# [Problem details]
Only the pictures stay out; every record is to be quoted exactly.

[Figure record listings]
begin

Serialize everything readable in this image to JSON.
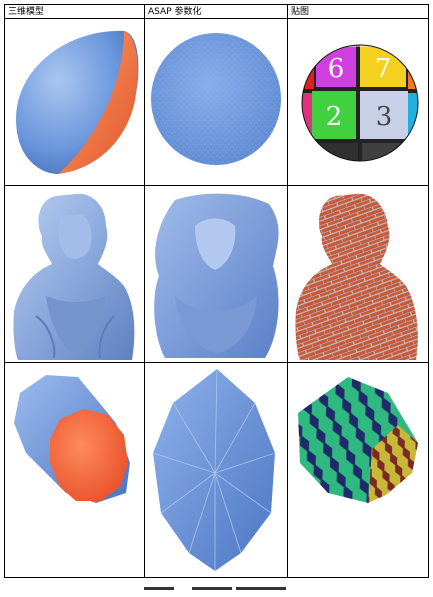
{
  "table": {
    "columns": [
      "三维模型",
      "ASAP 参数化",
      "贴图"
    ],
    "rows": [
      {
        "name": "hemisphere",
        "model": "blue-hemisphere-with-orange-cut-face",
        "param": "blue-circular-disk-mesh",
        "texture": "numbered-color-checker-sphere",
        "texture_numbers": [
          "6",
          "7",
          "2",
          "3"
        ]
      },
      {
        "name": "beethoven-bust",
        "model": "blue-beethoven-bust",
        "param": "blue-flattened-bust",
        "texture": "brick-textured-bust"
      },
      {
        "name": "cylinder",
        "model": "blue-cylinder-with-orange-cap",
        "param": "blue-lens-shaped-fan-mesh",
        "texture": "hexagon-patterned-cylinder"
      }
    ]
  },
  "colors": {
    "mesh_blue": "#6a96dc",
    "cut_orange": "#f07848",
    "brick": "#c8583a",
    "grout": "#b8b8b8"
  }
}
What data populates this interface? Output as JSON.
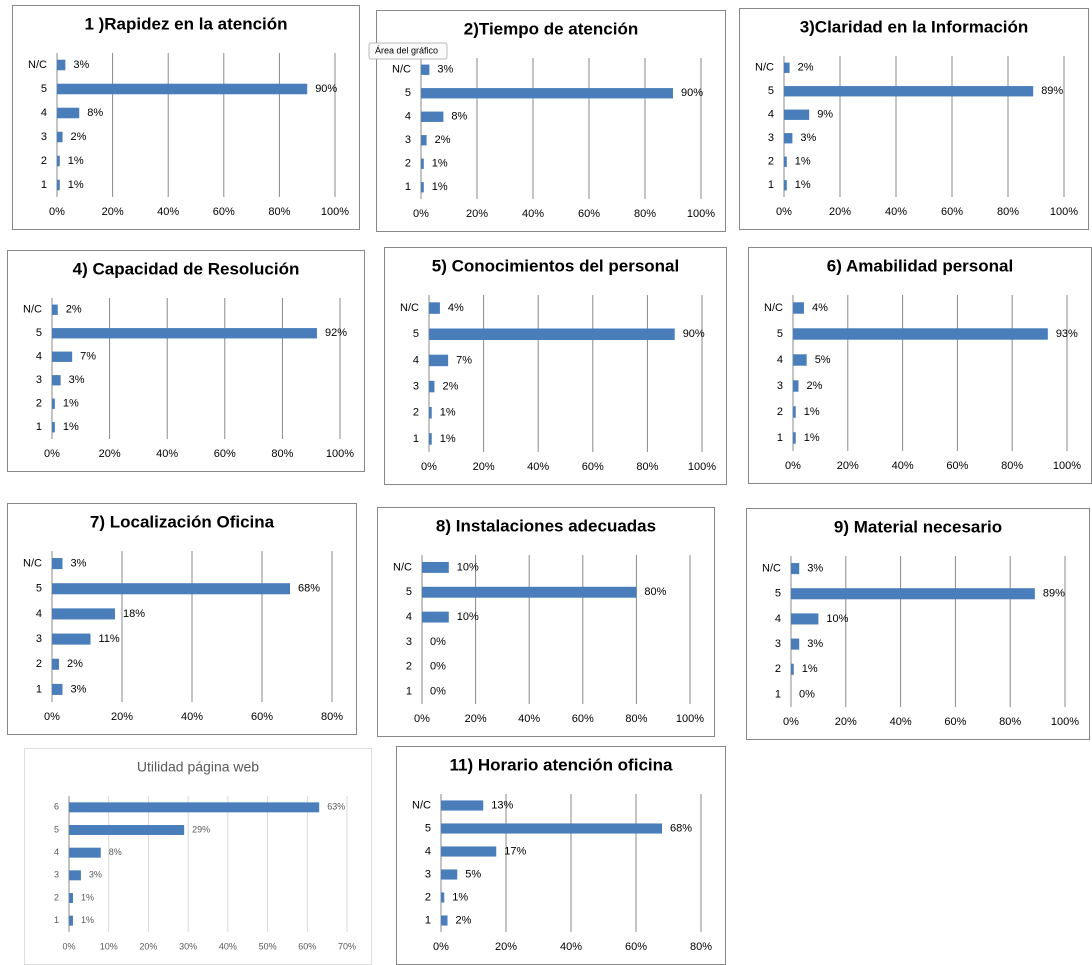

end

# [Completed exercise]
Serialize everything readable in this image to JSON.
{
  "table": {
    "columns": [
      "三维模型",
      "ASAP 参数化",
      "贴图"
    ],
    "rows": [
      {
        "name": "hemisphere",
        "model": "blue-hemisphere-with-orange-cut-face",
        "param": "blue-circular-disk-mesh",
        "texture": "numbered-color-checker-sphere",
        "texture_numbers": [
          "6",
          "7",
          "2",
          "3"
        ]
      },
      {
        "name": "beethoven-bust",
        "model": "blue-beethoven-bust",
        "param": "blue-flattened-bust",
        "texture": "brick-textured-bust"
      },
      {
        "name": "cylinder",
        "model": "blue-cylinder-with-orange-cap",
        "param": "blue-lens-shaped-fan-mesh",
        "texture": "hexagon-patterned-cylinder"
      }
    ]
  },
  "colors": {
    "mesh_blue": "#6a96dc",
    "cut_orange": "#f07848",
    "brick": "#c8583a",
    "grout": "#b8b8b8"
  }
}
What data populates this interface? Output as JSON.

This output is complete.